The request
Copy out the entries in full and with complete accuracy; pictures are excluded.

= = = = = = =

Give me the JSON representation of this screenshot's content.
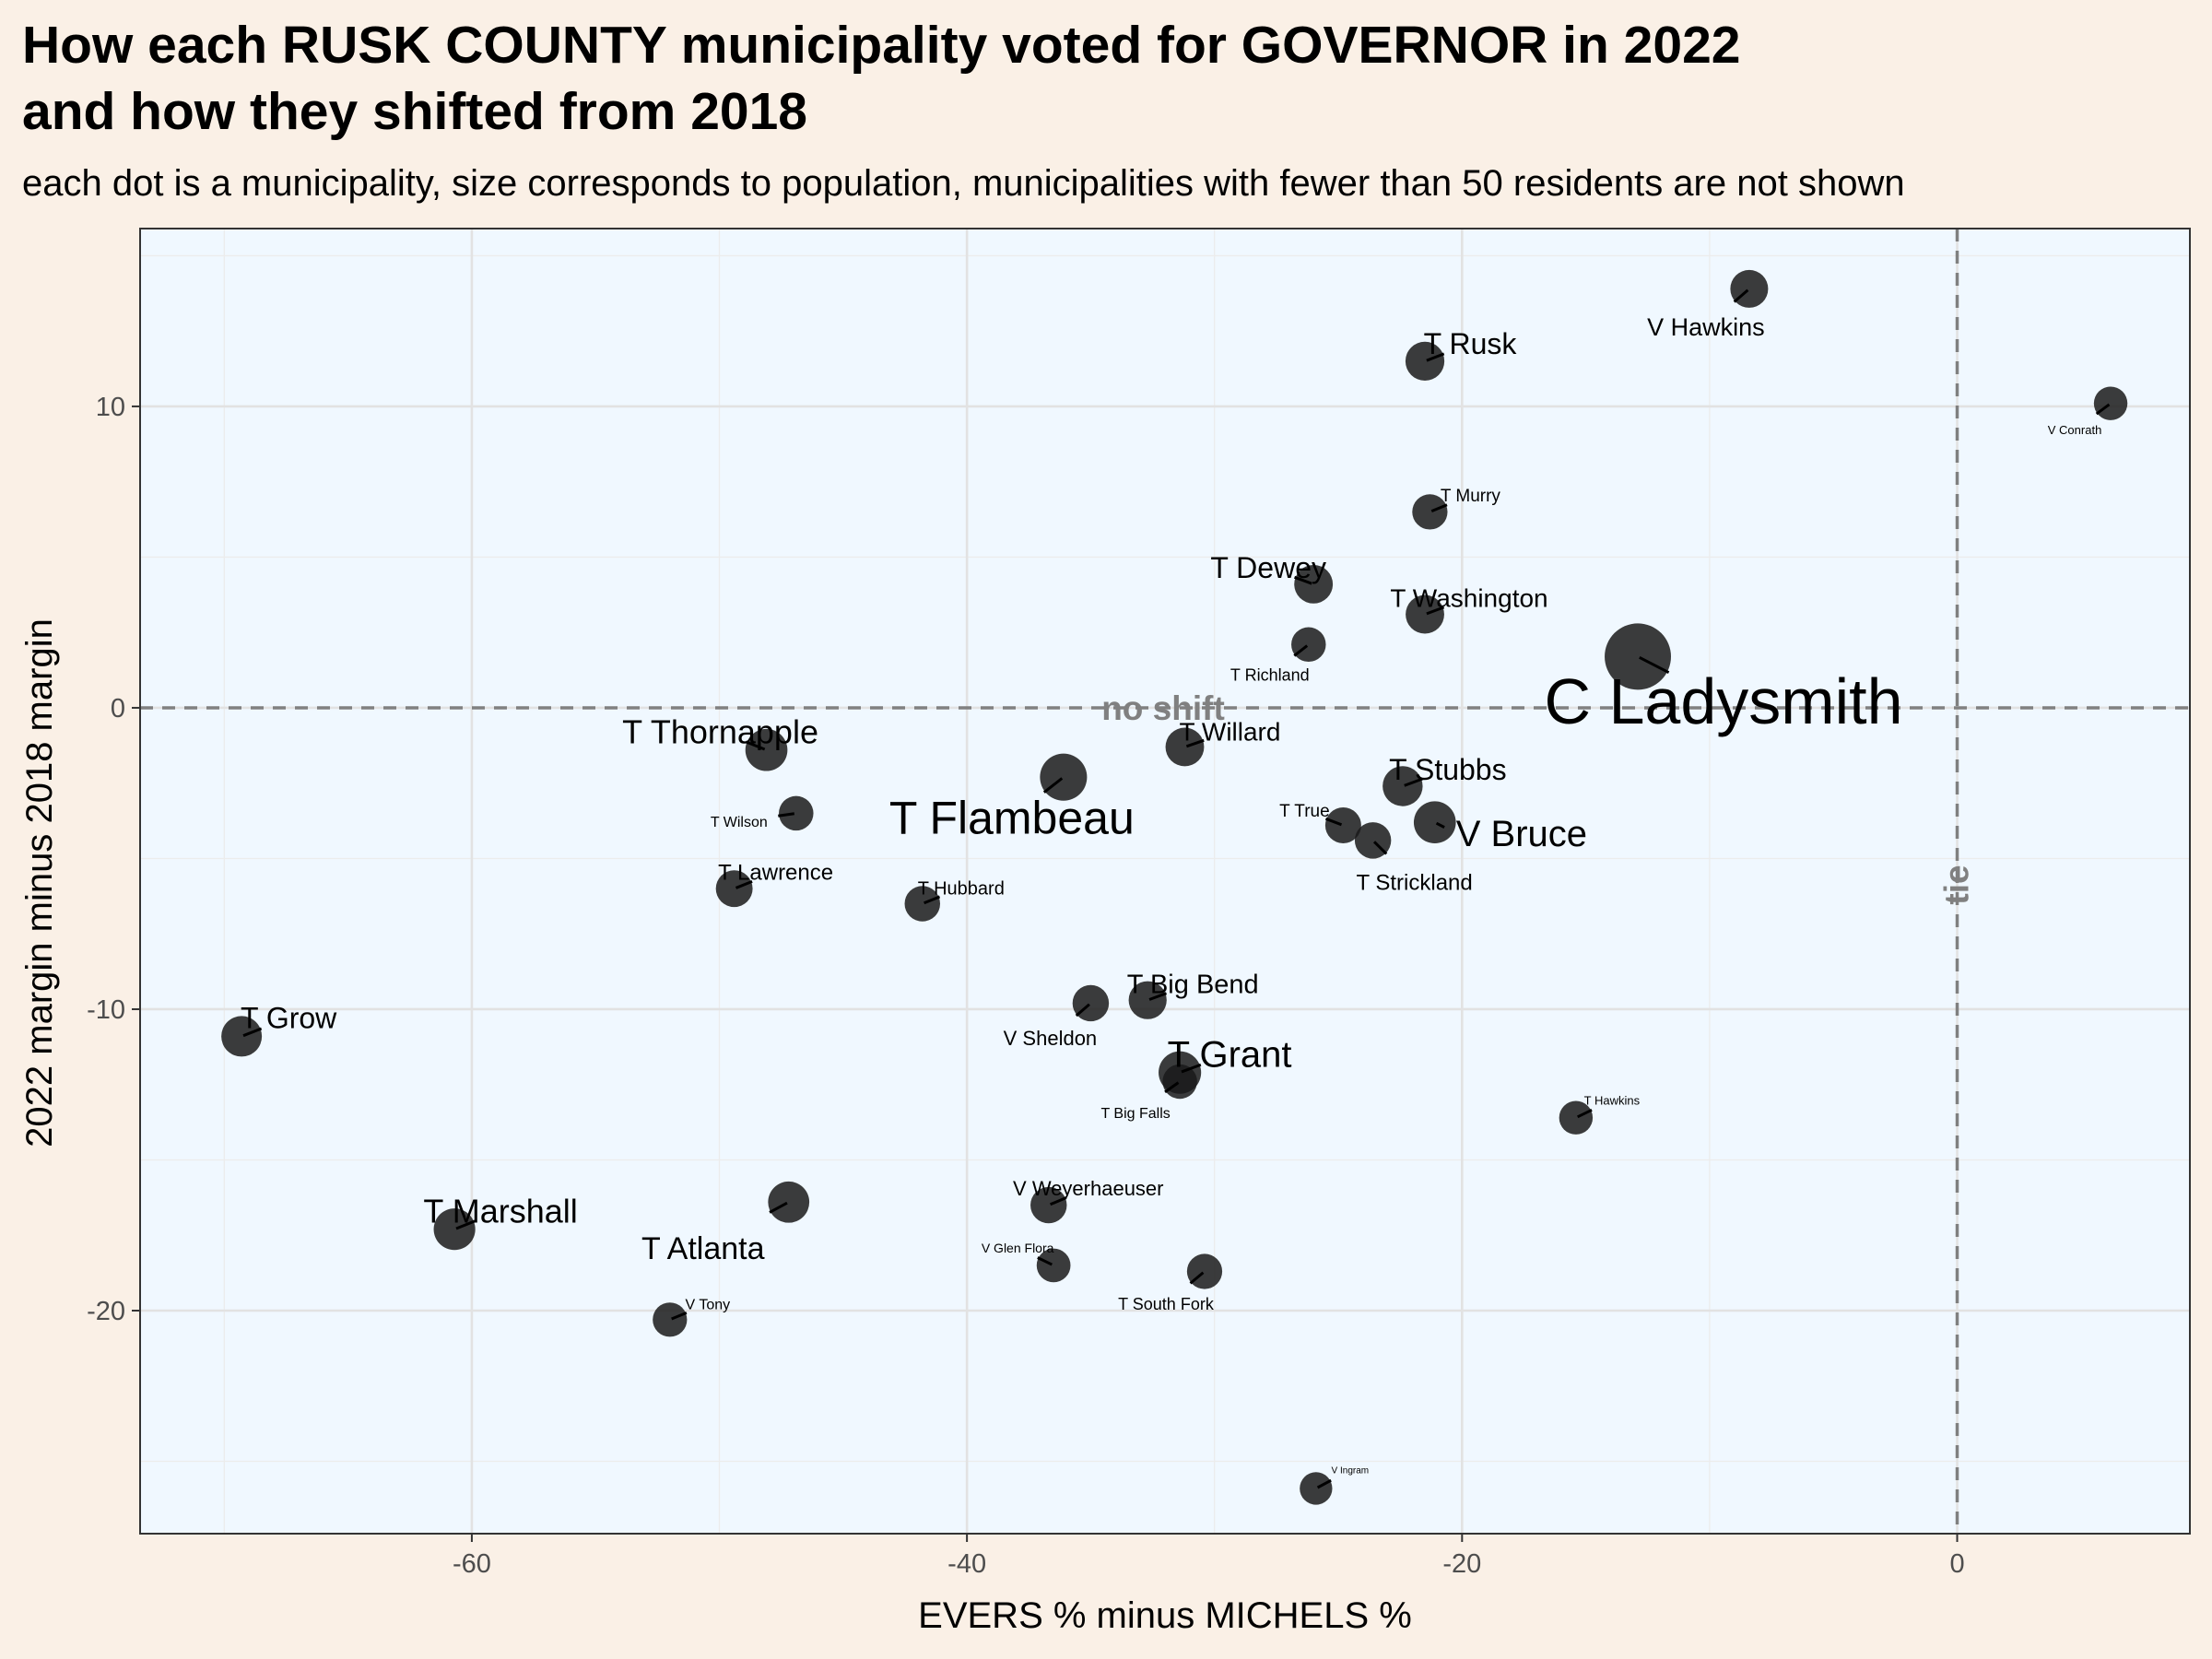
{
  "title_line1": "How each RUSK COUNTY municipality voted for GOVERNOR in 2022",
  "title_line2": "and how they shifted from 2018",
  "subtitle": "each dot is a municipality, size corresponds to population, municipalities with fewer than 50 residents are not shown",
  "colors": {
    "background": "#faf0e6",
    "panel": "#f0f8ff",
    "grid": "#e6e6e6",
    "points": "#1a1a1a",
    "reference_lines": "#808080"
  },
  "chart_data": {
    "type": "scatter",
    "xlabel": "EVERS % minus MICHELS %",
    "ylabel": "2022 margin minus 2018 margin",
    "xlim": [
      -73.4,
      9.4
    ],
    "ylim": [
      -27.4,
      15.9
    ],
    "xticks": [
      -60,
      -40,
      -20,
      0
    ],
    "yticks": [
      10,
      0,
      -10,
      -20
    ],
    "grid": true,
    "reference_lines": [
      {
        "axis": "y",
        "value": 0,
        "label": "no shift"
      },
      {
        "axis": "x",
        "value": 0,
        "label": "tie"
      }
    ],
    "points": [
      {
        "name": "C Ladysmith",
        "x": -12.9,
        "y": 1.7,
        "size": 3
      },
      {
        "name": "T Flambeau",
        "x": -36.1,
        "y": -2.3,
        "size": 1.07
      },
      {
        "name": "T Thornapple",
        "x": -48.1,
        "y": -1.4,
        "size": 0.73
      },
      {
        "name": "T Grant",
        "x": -31.4,
        "y": -12.1,
        "size": 0.76
      },
      {
        "name": "V Bruce",
        "x": -21.1,
        "y": -3.8,
        "size": 0.73
      },
      {
        "name": "T Marshall",
        "x": -60.7,
        "y": -17.3,
        "size": 0.7
      },
      {
        "name": "T Atlanta",
        "x": -47.2,
        "y": -16.4,
        "size": 0.68
      },
      {
        "name": "T Grow",
        "x": -69.3,
        "y": -10.9,
        "size": 0.64
      },
      {
        "name": "T Stubbs",
        "x": -22.4,
        "y": -2.6,
        "size": 0.61
      },
      {
        "name": "T Rusk",
        "x": -21.5,
        "y": 11.5,
        "size": 0.55
      },
      {
        "name": "T Willard",
        "x": -31.2,
        "y": -1.3,
        "size": 0.53
      },
      {
        "name": "T Dewey",
        "x": -26.0,
        "y": 4.1,
        "size": 0.53
      },
      {
        "name": "T Washington",
        "x": -21.5,
        "y": 3.1,
        "size": 0.53
      },
      {
        "name": "V Hawkins",
        "x": -8.4,
        "y": 13.9,
        "size": 0.49
      },
      {
        "name": "T Big Bend",
        "x": -32.7,
        "y": -9.7,
        "size": 0.5
      },
      {
        "name": "T Lawrence",
        "x": -49.4,
        "y": -6.0,
        "size": 0.44
      },
      {
        "name": "T Strickland",
        "x": -23.6,
        "y": -4.4,
        "size": 0.42
      },
      {
        "name": "V Sheldon",
        "x": -35.0,
        "y": -9.8,
        "size": 0.42
      },
      {
        "name": "V Weyerhaeuser",
        "x": -36.7,
        "y": -16.5,
        "size": 0.42
      },
      {
        "name": "T True",
        "x": -24.8,
        "y": -3.9,
        "size": 0.4
      },
      {
        "name": "T Hubbard",
        "x": -41.8,
        "y": -6.5,
        "size": 0.38
      },
      {
        "name": "T Murry",
        "x": -21.3,
        "y": 6.5,
        "size": 0.37
      },
      {
        "name": "T South Fork",
        "x": -30.4,
        "y": -18.7,
        "size": 0.37
      },
      {
        "name": "T Richland",
        "x": -26.2,
        "y": 2.1,
        "size": 0.34
      },
      {
        "name": "T Big Falls",
        "x": -31.4,
        "y": -12.4,
        "size": 0.34
      },
      {
        "name": "T Wilson",
        "x": -46.9,
        "y": -3.5,
        "size": 0.34
      },
      {
        "name": "V Tony",
        "x": -52.0,
        "y": -20.3,
        "size": 0.33
      },
      {
        "name": "V Glen Flora",
        "x": -36.5,
        "y": -18.5,
        "size": 0.31
      },
      {
        "name": "T Hawkins",
        "x": -15.4,
        "y": -13.6,
        "size": 0.3
      },
      {
        "name": "V Conrath",
        "x": 6.2,
        "y": 10.1,
        "size": 0.3
      },
      {
        "name": "V Ingram",
        "x": -25.9,
        "y": -25.9,
        "size": 0.26
      }
    ]
  }
}
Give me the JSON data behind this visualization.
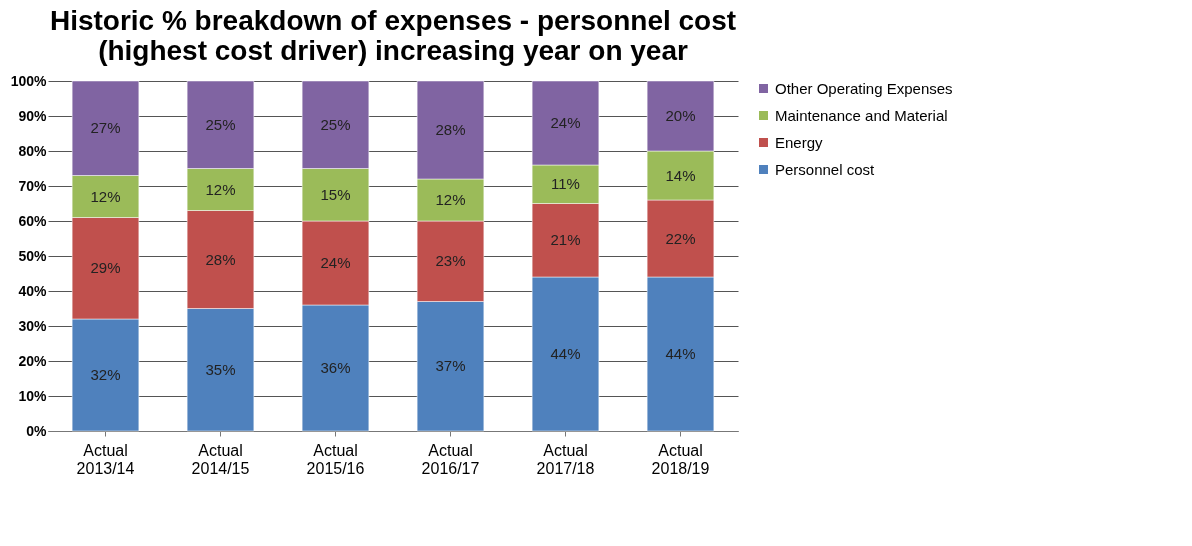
{
  "chart_data": {
    "type": "bar",
    "title": "Historic % breakdown of expenses - personnel cost\n(highest cost driver) increasing year on year",
    "categories": [
      "Actual 2013/14",
      "Actual 2014/15",
      "Actual 2015/16",
      "Actual 2016/17",
      "Actual 2017/18",
      "Actual 2018/19"
    ],
    "stacked": true,
    "series": [
      {
        "name": "Personnel cost",
        "color": "#4f81bd",
        "values": [
          32,
          35,
          36,
          37,
          44,
          44
        ],
        "value_labels": [
          "32%",
          "35%",
          "36%",
          "37%",
          "44%",
          "44%"
        ]
      },
      {
        "name": "Energy",
        "color": "#c0504d",
        "values": [
          29,
          28,
          24,
          23,
          21,
          22
        ],
        "value_labels": [
          "29%",
          "28%",
          "24%",
          "23%",
          "21%",
          "22%"
        ]
      },
      {
        "name": "Maintenance and Material",
        "color": "#9bbb59",
        "values": [
          12,
          12,
          15,
          12,
          11,
          14
        ],
        "value_labels": [
          "12%",
          "12%",
          "15%",
          "12%",
          "11%",
          "14%"
        ]
      },
      {
        "name": "Other Operating Expenses",
        "color": "#8064a2",
        "values": [
          27,
          25,
          25,
          28,
          24,
          20
        ],
        "value_labels": [
          "27%",
          "25%",
          "25%",
          "28%",
          "24%",
          "20%"
        ]
      }
    ],
    "ylim": [
      0,
      100
    ],
    "yticks": [
      {
        "value": 0,
        "label": "0%"
      },
      {
        "value": 10,
        "label": "10%"
      },
      {
        "value": 20,
        "label": "20%"
      },
      {
        "value": 30,
        "label": "30%"
      },
      {
        "value": 40,
        "label": "40%"
      },
      {
        "value": 50,
        "label": "50%"
      },
      {
        "value": 60,
        "label": "60%"
      },
      {
        "value": 70,
        "label": "70%"
      },
      {
        "value": 80,
        "label": "80%"
      },
      {
        "value": 90,
        "label": "90%"
      },
      {
        "value": 100,
        "label": "100%"
      }
    ],
    "grid": "y",
    "legend": "right"
  }
}
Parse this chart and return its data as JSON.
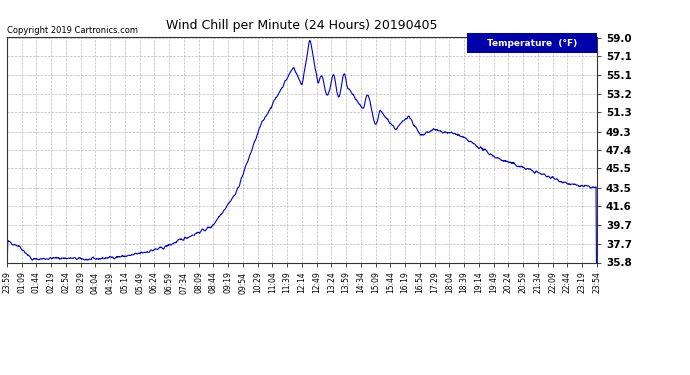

= = = = = = =

Answer to this exercise
Give me the JSON representation of this screenshot's content.
{
  "title_line1": "How each RUSK COUNTY municipality voted for GOVERNOR in 2022",
  "title_line2": "and how they shifted from 2018",
  "subtitle": "each dot is a municipality, size corresponds to population, municipalities with fewer than 50 residents are not shown",
  "colors": {
    "background": "#faf0e6",
    "panel": "#f0f8ff",
    "grid": "#e6e6e6",
    "points": "#1a1a1a",
    "reference_lines": "#808080"
  },
  "chart_data": {
    "type": "scatter",
    "xlabel": "EVERS % minus MICHELS %",
    "ylabel": "2022 margin minus 2018 margin",
    "xlim": [
      -73.4,
      9.4
    ],
    "ylim": [
      -27.4,
      15.9
    ],
    "xticks": [
      -60,
      -40,
      -20,
      0
    ],
    "yticks": [
      10,
      0,
      -10,
      -20
    ],
    "grid": true,
    "reference_lines": [
      {
        "axis": "y",
        "value": 0,
        "label": "no shift"
      },
      {
        "axis": "x",
        "value": 0,
        "label": "tie"
      }
    ],
    "points": [
      {
        "name": "C Ladysmith",
        "x": -12.9,
        "y": 1.7,
        "size": 3
      },
      {
        "name": "T Flambeau",
        "x": -36.1,
        "y": -2.3,
        "size": 1.07
      },
      {
        "name": "T Thornapple",
        "x": -48.1,
        "y": -1.4,
        "size": 0.73
      },
      {
        "name": "T Grant",
        "x": -31.4,
        "y": -12.1,
        "size": 0.76
      },
      {
        "name": "V Bruce",
        "x": -21.1,
        "y": -3.8,
        "size": 0.73
      },
      {
        "name": "T Marshall",
        "x": -60.7,
        "y": -17.3,
        "size": 0.7
      },
      {
        "name": "T Atlanta",
        "x": -47.2,
        "y": -16.4,
        "size": 0.68
      },
      {
        "name": "T Grow",
        "x": -69.3,
        "y": -10.9,
        "size": 0.64
      },
      {
        "name": "T Stubbs",
        "x": -22.4,
        "y": -2.6,
        "size": 0.61
      },
      {
        "name": "T Rusk",
        "x": -21.5,
        "y": 11.5,
        "size": 0.55
      },
      {
        "name": "T Willard",
        "x": -31.2,
        "y": -1.3,
        "size": 0.53
      },
      {
        "name": "T Dewey",
        "x": -26.0,
        "y": 4.1,
        "size": 0.53
      },
      {
        "name": "T Washington",
        "x": -21.5,
        "y": 3.1,
        "size": 0.53
      },
      {
        "name": "V Hawkins",
        "x": -8.4,
        "y": 13.9,
        "size": 0.49
      },
      {
        "name": "T Big Bend",
        "x": -32.7,
        "y": -9.7,
        "size": 0.5
      },
      {
        "name": "T Lawrence",
        "x": -49.4,
        "y": -6.0,
        "size": 0.44
      },
      {
        "name": "T Strickland",
        "x": -23.6,
        "y": -4.4,
        "size": 0.42
      },
      {
        "name": "V Sheldon",
        "x": -35.0,
        "y": -9.8,
        "size": 0.42
      },
      {
        "name": "V Weyerhaeuser",
        "x": -36.7,
        "y": -16.5,
        "size": 0.42
      },
      {
        "name": "T True",
        "x": -24.8,
        "y": -3.9,
        "size": 0.4
      },
      {
        "name": "T Hubbard",
        "x": -41.8,
        "y": -6.5,
        "size": 0.38
      },
      {
        "name": "T Murry",
        "x": -21.3,
        "y": 6.5,
        "size": 0.37
      },
      {
        "name": "T South Fork",
        "x": -30.4,
        "y": -18.7,
        "size": 0.37
      },
      {
        "name": "T Richland",
        "x": -26.2,
        "y": 2.1,
        "size": 0.34
      },
      {
        "name": "T Big Falls",
        "x": -31.4,
        "y": -12.4,
        "size": 0.34
      },
      {
        "name": "T Wilson",
        "x": -46.9,
        "y": -3.5,
        "size": 0.34
      },
      {
        "name": "V Tony",
        "x": -52.0,
        "y": -20.3,
        "size": 0.33
      },
      {
        "name": "V Glen Flora",
        "x": -36.5,
        "y": -18.5,
        "size": 0.31
      },
      {
        "name": "T Hawkins",
        "x": -15.4,
        "y": -13.6,
        "size": 0.3
      },
      {
        "name": "V Conrath",
        "x": 6.2,
        "y": 10.1,
        "size": 0.3
      },
      {
        "name": "V Ingram",
        "x": -25.9,
        "y": -25.9,
        "size": 0.26
      }
    ]
  }
}
Give me the JSON data behind this visualization.
{
  "chart_data": {
    "type": "bar",
    "title": "Historic % breakdown of expenses - personnel cost\n(highest cost driver) increasing year on year",
    "categories": [
      "Actual 2013/14",
      "Actual 2014/15",
      "Actual 2015/16",
      "Actual 2016/17",
      "Actual 2017/18",
      "Actual 2018/19"
    ],
    "stacked": true,
    "series": [
      {
        "name": "Personnel cost",
        "color": "#4f81bd",
        "values": [
          32,
          35,
          36,
          37,
          44,
          44
        ],
        "value_labels": [
          "32%",
          "35%",
          "36%",
          "37%",
          "44%",
          "44%"
        ]
      },
      {
        "name": "Energy",
        "color": "#c0504d",
        "values": [
          29,
          28,
          24,
          23,
          21,
          22
        ],
        "value_labels": [
          "29%",
          "28%",
          "24%",
          "23%",
          "21%",
          "22%"
        ]
      },
      {
        "name": "Maintenance and Material",
        "color": "#9bbb59",
        "values": [
          12,
          12,
          15,
          12,
          11,
          14
        ],
        "value_labels": [
          "12%",
          "12%",
          "15%",
          "12%",
          "11%",
          "14%"
        ]
      },
      {
        "name": "Other Operating Expenses",
        "color": "#8064a2",
        "values": [
          27,
          25,
          25,
          28,
          24,
          20
        ],
        "value_labels": [
          "27%",
          "25%",
          "25%",
          "28%",
          "24%",
          "20%"
        ]
      }
    ],
    "ylim": [
      0,
      100
    ],
    "yticks": [
      {
        "value": 0,
        "label": "0%"
      },
      {
        "value": 10,
        "label": "10%"
      },
      {
        "value": 20,
        "label": "20%"
      },
      {
        "value": 30,
        "label": "30%"
      },
      {
        "value": 40,
        "label": "40%"
      },
      {
        "value": 50,
        "label": "50%"
      },
      {
        "value": 60,
        "label": "60%"
      },
      {
        "value": 70,
        "label": "70%"
      },
      {
        "value": 80,
        "label": "80%"
      },
      {
        "value": 90,
        "label": "90%"
      },
      {
        "value": 100,
        "label": "100%"
      }
    ],
    "grid": "y",
    "legend": "right"
  }
}
Parse this chart and return its data as JSON.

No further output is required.